Rows from a figure dataset
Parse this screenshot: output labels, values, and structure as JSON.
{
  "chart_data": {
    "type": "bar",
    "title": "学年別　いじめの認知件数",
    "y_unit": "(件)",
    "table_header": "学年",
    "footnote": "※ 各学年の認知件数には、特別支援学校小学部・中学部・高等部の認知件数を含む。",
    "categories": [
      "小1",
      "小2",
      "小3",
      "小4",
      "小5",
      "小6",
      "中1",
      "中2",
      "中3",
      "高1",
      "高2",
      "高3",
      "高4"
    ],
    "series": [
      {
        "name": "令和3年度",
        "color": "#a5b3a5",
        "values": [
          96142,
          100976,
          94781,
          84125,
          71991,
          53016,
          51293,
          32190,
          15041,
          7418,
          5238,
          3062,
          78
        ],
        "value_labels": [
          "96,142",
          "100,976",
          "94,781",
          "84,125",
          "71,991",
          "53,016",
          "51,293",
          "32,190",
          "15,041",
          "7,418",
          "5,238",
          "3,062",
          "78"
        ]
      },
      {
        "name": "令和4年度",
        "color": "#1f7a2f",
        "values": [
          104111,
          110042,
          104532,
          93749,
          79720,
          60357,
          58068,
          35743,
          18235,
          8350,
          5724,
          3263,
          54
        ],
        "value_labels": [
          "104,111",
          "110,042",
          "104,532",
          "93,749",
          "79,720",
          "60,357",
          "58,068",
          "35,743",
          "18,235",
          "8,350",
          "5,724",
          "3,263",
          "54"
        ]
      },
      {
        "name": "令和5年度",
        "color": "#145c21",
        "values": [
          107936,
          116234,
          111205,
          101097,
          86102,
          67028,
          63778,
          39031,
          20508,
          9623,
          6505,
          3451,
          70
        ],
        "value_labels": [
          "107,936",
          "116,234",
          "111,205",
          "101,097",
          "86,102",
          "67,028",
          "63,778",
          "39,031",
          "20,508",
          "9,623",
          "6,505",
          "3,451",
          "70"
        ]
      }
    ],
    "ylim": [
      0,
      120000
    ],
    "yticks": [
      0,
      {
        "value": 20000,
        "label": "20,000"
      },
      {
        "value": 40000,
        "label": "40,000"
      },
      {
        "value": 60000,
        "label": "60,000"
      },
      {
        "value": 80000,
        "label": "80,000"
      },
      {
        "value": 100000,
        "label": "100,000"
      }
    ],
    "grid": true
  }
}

> _To do_: Show the lines of the records that contain the word "color".

> _Output of the exercise_:
        "color": "#a5b3a5",
        "color": "#1f7a2f",
        "color": "#145c21",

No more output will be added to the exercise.